> Instruction: Write the entries out again exactly as they stand, but without the pictures.

> Information supplied:

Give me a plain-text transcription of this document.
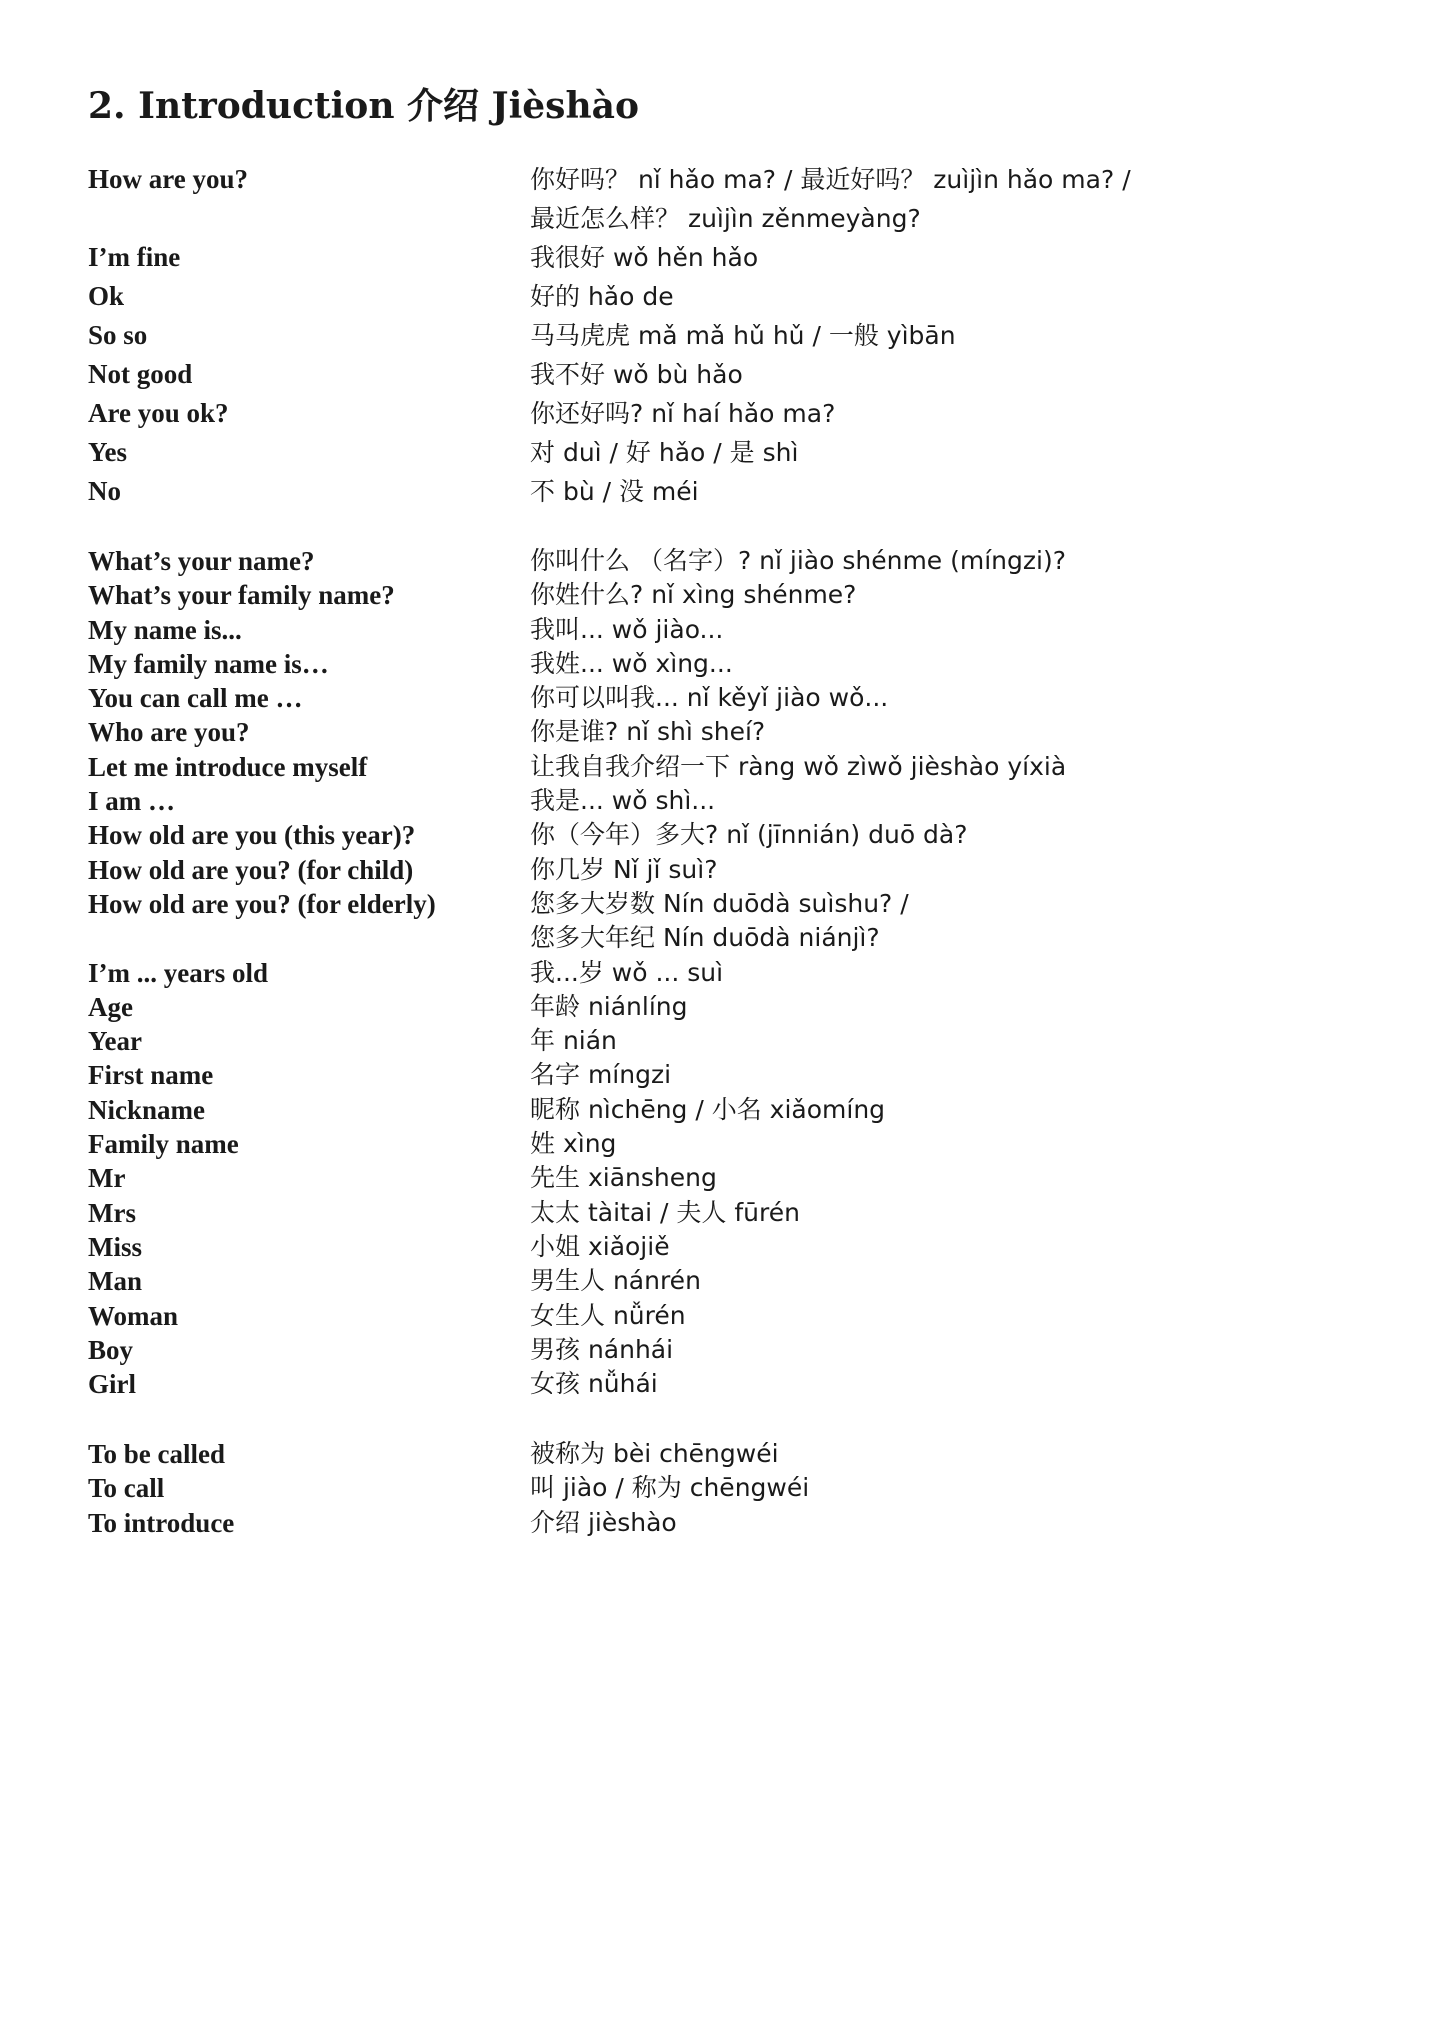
2. Introduction 介绍 Jièshào
How are you?	你好吗？ nǐ hǎo ma? / 最近好吗？ zuìjìn hǎo ma? /
最近怎么样？ zuìjìn zěnmeyàng?
I’m fine	我很好 wǒ hěn hǎo
Ok	好的 hǎo de
So so	马马虎虎 mǎ mǎ hǔ hǔ / 一般 yìbān
Not good	我不好 wǒ bù hǎo
Are you ok?	你还好吗? nǐ haí hǎo ma?
Yes	对 duì / 好 hǎo / 是 shì
No	不 bù / 没 méi
What’s your name?	你叫什么 （名字）? nǐ jiào shénme (míngzi)?
What’s your family name?	你姓什么? nǐ xìng shénme?
My name is...	我叫... wǒ jiào...
My family name is…	我姓... wǒ xìng...
You can call me …	你可以叫我... nǐ kěyǐ jiào wǒ...
Who are you?	你是谁? nǐ shì sheí?
Let me introduce myself	让我自我介绍一下 ràng wǒ zìwǒ jièshào yíxià
I am …	我是... wǒ shì...
How old are you (this year)?	你（今年）多大? nǐ (jīnnián) duō dà?
How old are you? (for child)	你几岁 Nǐ jǐ suì?
How old are you? (for elderly)	您多大岁数 Nín duōdà suìshu? /
您多大年纪 Nín duōdà niánjì?
I’m ... years old	我...岁 wǒ ... suì
Age	年龄 niánlíng
Year	年 nián
First name	名字 míngzi
Nickname	昵称 nìchēng / 小名 xiǎomíng
Family name	姓 xìng
Mr	先生 xiānsheng
Mrs	太太 tàitai / 夫人 fūrén
Miss	小姐 xiǎojiě
Man	男生人 nánrén
Woman	女生人 nǚrén
Boy	男孩 nánhái
Girl	女孩 nǚhái
To be called	被称为 bèi chēngwéi
To call	叫 jiào / 称为 chēngwéi
To introduce	介绍 jièshào
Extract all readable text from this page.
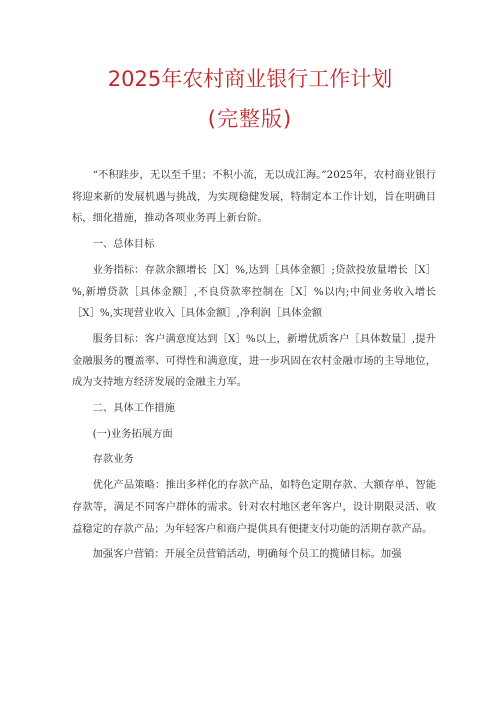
2025年农村商业银行工作计划
(完整版)

“不积跬步，无以至千里；不积小流，无以成江海。”2025年，农村商业银行将迎来新的发展机遇与挑战，为实现稳健发展，特制定本工作计划，旨在明确目标，细化措施，推动各项业务再上新台阶。

一、总体目标

业务指标：存款余额增长［X］%,达到［具体金额］;贷款投放量增长［X］%,新增贷款［具体金额］,不良贷款率控制在［X］%以内;中间业务收入增长［X］%,实现营业收入［具体金额］,净利润［具体金额

服务目标：客户满意度达到［X］%以上，新增优质客户［具体数量］,提升金融服务的覆盖率、可得性和满意度，进一步巩固在农村金融市场的主导地位，成为支持地方经济发展的金融主力军。

二、具体工作措施

(一)业务拓展方面

存款业务

优化产品策略：推出多样化的存款产品，如特色定期存款、大额存单、智能存款等，满足不同客户群体的需求。针对农村地区老年客户，设计期限灵活、收益稳定的存款产品；为年轻客户和商户提供具有便捷支付功能的活期存款产品。

加强客户营销：开展全员营销活动，明确每个员工的揽储目标。加强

> Exercise answer:
Give me a plain-text transcription of this document.
2. Introduction 介绍 Jièshào
How are you?	你好吗？ nǐ hǎo ma? / 最近好吗？ zuìjìn hǎo ma? /
最近怎么样？ zuìjìn zěnmeyàng?
I’m fine	我很好 wǒ hěn hǎo
Ok	好的 hǎo de
So so	马马虎虎 mǎ mǎ hǔ hǔ / 一般 yìbān
Not good	我不好 wǒ bù hǎo
Are you ok?	你还好吗? nǐ haí hǎo ma?
Yes	对 duì / 好 hǎo / 是 shì
No	不 bù / 没 méi
What’s your name?	你叫什么 （名字）? nǐ jiào shénme (míngzi)?
What’s your family name?	你姓什么? nǐ xìng shénme?
My name is...	我叫... wǒ jiào...
My family name is…	我姓... wǒ xìng...
You can call me …	你可以叫我... nǐ kěyǐ jiào wǒ...
Who are you?	你是谁? nǐ shì sheí?
Let me introduce myself	让我自我介绍一下 ràng wǒ zìwǒ jièshào yíxià
I am …	我是... wǒ shì...
How old are you (this year)?	你（今年）多大? nǐ (jīnnián) duō dà?
How old are you? (for child)	你几岁 Nǐ jǐ suì?
How old are you? (for elderly)	您多大岁数 Nín duōdà suìshu? /
您多大年纪 Nín duōdà niánjì?
I’m ... years old	我...岁 wǒ ... suì
Age	年龄 niánlíng
Year	年 nián
First name	名字 míngzi
Nickname	昵称 nìchēng / 小名 xiǎomíng
Family name	姓 xìng
Mr	先生 xiānsheng
Mrs	太太 tàitai / 夫人 fūrén
Miss	小姐 xiǎojiě
Man	男生人 nánrén
Woman	女生人 nǚrén
Boy	男孩 nánhái
Girl	女孩 nǚhái
To be called	被称为 bèi chēngwéi
To call	叫 jiào / 称为 chēngwéi
To introduce	介绍 jièshào
Extract all readable text from this page.
2025年农村商业银行工作计划
(完整版)

“不积跬步，无以至千里；不积小流，无以成江海。”2025年，农村商业银行将迎来新的发展机遇与挑战，为实现稳健发展，特制定本工作计划，旨在明确目标，细化措施，推动各项业务再上新台阶。

一、总体目标

业务指标：存款余额增长［X］%,达到［具体金额］;贷款投放量增长［X］%,新增贷款［具体金额］,不良贷款率控制在［X］%以内;中间业务收入增长［X］%,实现营业收入［具体金额］,净利润［具体金额

服务目标：客户满意度达到［X］%以上，新增优质客户［具体数量］,提升金融服务的覆盖率、可得性和满意度，进一步巩固在农村金融市场的主导地位，成为支持地方经济发展的金融主力军。

二、具体工作措施

(一)业务拓展方面

存款业务

优化产品策略：推出多样化的存款产品，如特色定期存款、大额存单、智能存款等，满足不同客户群体的需求。针对农村地区老年客户，设计期限灵活、收益稳定的存款产品；为年轻客户和商户提供具有便捷支付功能的活期存款产品。

加强客户营销：开展全员营销活动，明确每个员工的揽储目标。加强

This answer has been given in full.